**Written task:** Repeat the whole of the data, keeping every detail the same.

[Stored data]
——

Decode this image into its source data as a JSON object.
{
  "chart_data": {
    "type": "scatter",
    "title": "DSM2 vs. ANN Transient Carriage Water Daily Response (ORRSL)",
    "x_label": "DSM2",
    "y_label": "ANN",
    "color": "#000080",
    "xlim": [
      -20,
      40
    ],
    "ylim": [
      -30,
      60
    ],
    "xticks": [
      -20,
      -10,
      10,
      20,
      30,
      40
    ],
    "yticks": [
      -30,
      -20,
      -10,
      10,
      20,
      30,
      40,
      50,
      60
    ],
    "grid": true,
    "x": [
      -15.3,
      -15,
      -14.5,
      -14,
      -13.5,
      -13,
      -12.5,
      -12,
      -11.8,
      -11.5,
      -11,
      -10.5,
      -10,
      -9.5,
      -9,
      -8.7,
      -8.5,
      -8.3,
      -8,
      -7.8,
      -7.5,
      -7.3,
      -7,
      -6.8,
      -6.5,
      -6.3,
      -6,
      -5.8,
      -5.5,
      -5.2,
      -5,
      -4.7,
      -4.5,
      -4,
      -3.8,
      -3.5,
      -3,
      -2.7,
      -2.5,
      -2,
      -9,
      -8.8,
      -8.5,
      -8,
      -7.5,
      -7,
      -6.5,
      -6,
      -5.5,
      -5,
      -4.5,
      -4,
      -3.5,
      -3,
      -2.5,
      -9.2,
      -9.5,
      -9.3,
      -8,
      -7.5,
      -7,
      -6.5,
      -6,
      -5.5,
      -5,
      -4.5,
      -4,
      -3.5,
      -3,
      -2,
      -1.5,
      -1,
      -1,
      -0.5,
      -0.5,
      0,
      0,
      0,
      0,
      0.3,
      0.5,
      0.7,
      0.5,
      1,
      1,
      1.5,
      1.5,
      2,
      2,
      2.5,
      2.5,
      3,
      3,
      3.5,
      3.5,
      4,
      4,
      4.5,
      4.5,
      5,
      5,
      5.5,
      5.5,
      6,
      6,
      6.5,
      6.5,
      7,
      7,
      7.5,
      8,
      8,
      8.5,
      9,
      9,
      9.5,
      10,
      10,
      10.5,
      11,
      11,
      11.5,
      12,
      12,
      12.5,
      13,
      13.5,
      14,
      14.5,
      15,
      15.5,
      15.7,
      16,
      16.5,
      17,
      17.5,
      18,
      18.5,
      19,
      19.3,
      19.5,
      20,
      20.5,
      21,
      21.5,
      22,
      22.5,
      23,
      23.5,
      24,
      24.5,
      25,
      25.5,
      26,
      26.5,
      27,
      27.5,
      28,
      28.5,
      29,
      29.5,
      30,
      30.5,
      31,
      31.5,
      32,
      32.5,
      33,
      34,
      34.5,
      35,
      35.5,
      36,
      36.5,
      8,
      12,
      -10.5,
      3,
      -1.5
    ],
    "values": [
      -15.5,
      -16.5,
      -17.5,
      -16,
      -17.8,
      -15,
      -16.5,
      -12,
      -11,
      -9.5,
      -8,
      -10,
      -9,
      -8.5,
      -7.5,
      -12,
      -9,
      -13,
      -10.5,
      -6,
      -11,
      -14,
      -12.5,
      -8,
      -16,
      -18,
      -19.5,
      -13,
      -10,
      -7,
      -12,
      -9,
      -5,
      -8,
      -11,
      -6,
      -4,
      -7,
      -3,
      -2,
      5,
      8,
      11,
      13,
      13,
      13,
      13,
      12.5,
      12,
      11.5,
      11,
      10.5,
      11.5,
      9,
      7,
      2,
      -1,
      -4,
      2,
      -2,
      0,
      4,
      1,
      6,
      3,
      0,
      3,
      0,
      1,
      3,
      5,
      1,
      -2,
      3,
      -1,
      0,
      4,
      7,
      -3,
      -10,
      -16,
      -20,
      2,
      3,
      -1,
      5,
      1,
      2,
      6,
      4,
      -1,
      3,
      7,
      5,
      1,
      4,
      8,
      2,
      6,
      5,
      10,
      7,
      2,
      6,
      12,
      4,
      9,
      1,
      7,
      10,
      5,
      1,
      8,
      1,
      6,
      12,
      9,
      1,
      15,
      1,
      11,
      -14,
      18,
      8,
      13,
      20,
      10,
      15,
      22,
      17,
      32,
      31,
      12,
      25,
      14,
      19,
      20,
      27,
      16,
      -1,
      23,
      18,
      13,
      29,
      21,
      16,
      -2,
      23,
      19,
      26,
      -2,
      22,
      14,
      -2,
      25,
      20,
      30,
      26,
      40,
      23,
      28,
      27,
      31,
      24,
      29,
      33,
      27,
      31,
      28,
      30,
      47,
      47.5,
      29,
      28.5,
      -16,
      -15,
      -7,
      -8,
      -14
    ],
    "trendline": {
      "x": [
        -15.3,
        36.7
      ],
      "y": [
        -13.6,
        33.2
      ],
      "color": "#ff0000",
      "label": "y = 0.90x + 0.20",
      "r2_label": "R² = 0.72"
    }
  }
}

——

**Written answer:**
Decode this image into its source data as a JSON object.
{
  "chart_data": {
    "type": "scatter",
    "title": "DSM2 vs. ANN Transient Carriage Water Daily Response (ORRSL)",
    "x_label": "DSM2",
    "y_label": "ANN",
    "color": "#000080",
    "xlim": [
      -20,
      40
    ],
    "ylim": [
      -30,
      60
    ],
    "xticks": [
      -20,
      -10,
      10,
      20,
      30,
      40
    ],
    "yticks": [
      -30,
      -20,
      -10,
      10,
      20,
      30,
      40,
      50,
      60
    ],
    "grid": true,
    "x": [
      -15.3,
      -15,
      -14.5,
      -14,
      -13.5,
      -13,
      -12.5,
      -12,
      -11.8,
      -11.5,
      -11,
      -10.5,
      -10,
      -9.5,
      -9,
      -8.7,
      -8.5,
      -8.3,
      -8,
      -7.8,
      -7.5,
      -7.3,
      -7,
      -6.8,
      -6.5,
      -6.3,
      -6,
      -5.8,
      -5.5,
      -5.2,
      -5,
      -4.7,
      -4.5,
      -4,
      -3.8,
      -3.5,
      -3,
      -2.7,
      -2.5,
      -2,
      -9,
      -8.8,
      -8.5,
      -8,
      -7.5,
      -7,
      -6.5,
      -6,
      -5.5,
      -5,
      -4.5,
      -4,
      -3.5,
      -3,
      -2.5,
      -9.2,
      -9.5,
      -9.3,
      -8,
      -7.5,
      -7,
      -6.5,
      -6,
      -5.5,
      -5,
      -4.5,
      -4,
      -3.5,
      -3,
      -2,
      -1.5,
      -1,
      -1,
      -0.5,
      -0.5,
      0,
      0,
      0,
      0,
      0.3,
      0.5,
      0.7,
      0.5,
      1,
      1,
      1.5,
      1.5,
      2,
      2,
      2.5,
      2.5,
      3,
      3,
      3.5,
      3.5,
      4,
      4,
      4.5,
      4.5,
      5,
      5,
      5.5,
      5.5,
      6,
      6,
      6.5,
      6.5,
      7,
      7,
      7.5,
      8,
      8,
      8.5,
      9,
      9,
      9.5,
      10,
      10,
      10.5,
      11,
      11,
      11.5,
      12,
      12,
      12.5,
      13,
      13.5,
      14,
      14.5,
      15,
      15.5,
      15.7,
      16,
      16.5,
      17,
      17.5,
      18,
      18.5,
      19,
      19.3,
      19.5,
      20,
      20.5,
      21,
      21.5,
      22,
      22.5,
      23,
      23.5,
      24,
      24.5,
      25,
      25.5,
      26,
      26.5,
      27,
      27.5,
      28,
      28.5,
      29,
      29.5,
      30,
      30.5,
      31,
      31.5,
      32,
      32.5,
      33,
      34,
      34.5,
      35,
      35.5,
      36,
      36.5,
      8,
      12,
      -10.5,
      3,
      -1.5
    ],
    "values": [
      -15.5,
      -16.5,
      -17.5,
      -16,
      -17.8,
      -15,
      -16.5,
      -12,
      -11,
      -9.5,
      -8,
      -10,
      -9,
      -8.5,
      -7.5,
      -12,
      -9,
      -13,
      -10.5,
      -6,
      -11,
      -14,
      -12.5,
      -8,
      -16,
      -18,
      -19.5,
      -13,
      -10,
      -7,
      -12,
      -9,
      -5,
      -8,
      -11,
      -6,
      -4,
      -7,
      -3,
      -2,
      5,
      8,
      11,
      13,
      13,
      13,
      13,
      12.5,
      12,
      11.5,
      11,
      10.5,
      11.5,
      9,
      7,
      2,
      -1,
      -4,
      2,
      -2,
      0,
      4,
      1,
      6,
      3,
      0,
      3,
      0,
      1,
      3,
      5,
      1,
      -2,
      3,
      -1,
      0,
      4,
      7,
      -3,
      -10,
      -16,
      -20,
      2,
      3,
      -1,
      5,
      1,
      2,
      6,
      4,
      -1,
      3,
      7,
      5,
      1,
      4,
      8,
      2,
      6,
      5,
      10,
      7,
      2,
      6,
      12,
      4,
      9,
      1,
      7,
      10,
      5,
      1,
      8,
      1,
      6,
      12,
      9,
      1,
      15,
      1,
      11,
      -14,
      18,
      8,
      13,
      20,
      10,
      15,
      22,
      17,
      32,
      31,
      12,
      25,
      14,
      19,
      20,
      27,
      16,
      -1,
      23,
      18,
      13,
      29,
      21,
      16,
      -2,
      23,
      19,
      26,
      -2,
      22,
      14,
      -2,
      25,
      20,
      30,
      26,
      40,
      23,
      28,
      27,
      31,
      24,
      29,
      33,
      27,
      31,
      28,
      30,
      47,
      47.5,
      29,
      28.5,
      -16,
      -15,
      -7,
      -8,
      -14
    ],
    "trendline": {
      "x": [
        -15.3,
        36.7
      ],
      "y": [
        -13.6,
        33.2
      ],
      "color": "#ff0000",
      "label": "y = 0.90x + 0.20",
      "r2_label": "R² = 0.72"
    }
  }
}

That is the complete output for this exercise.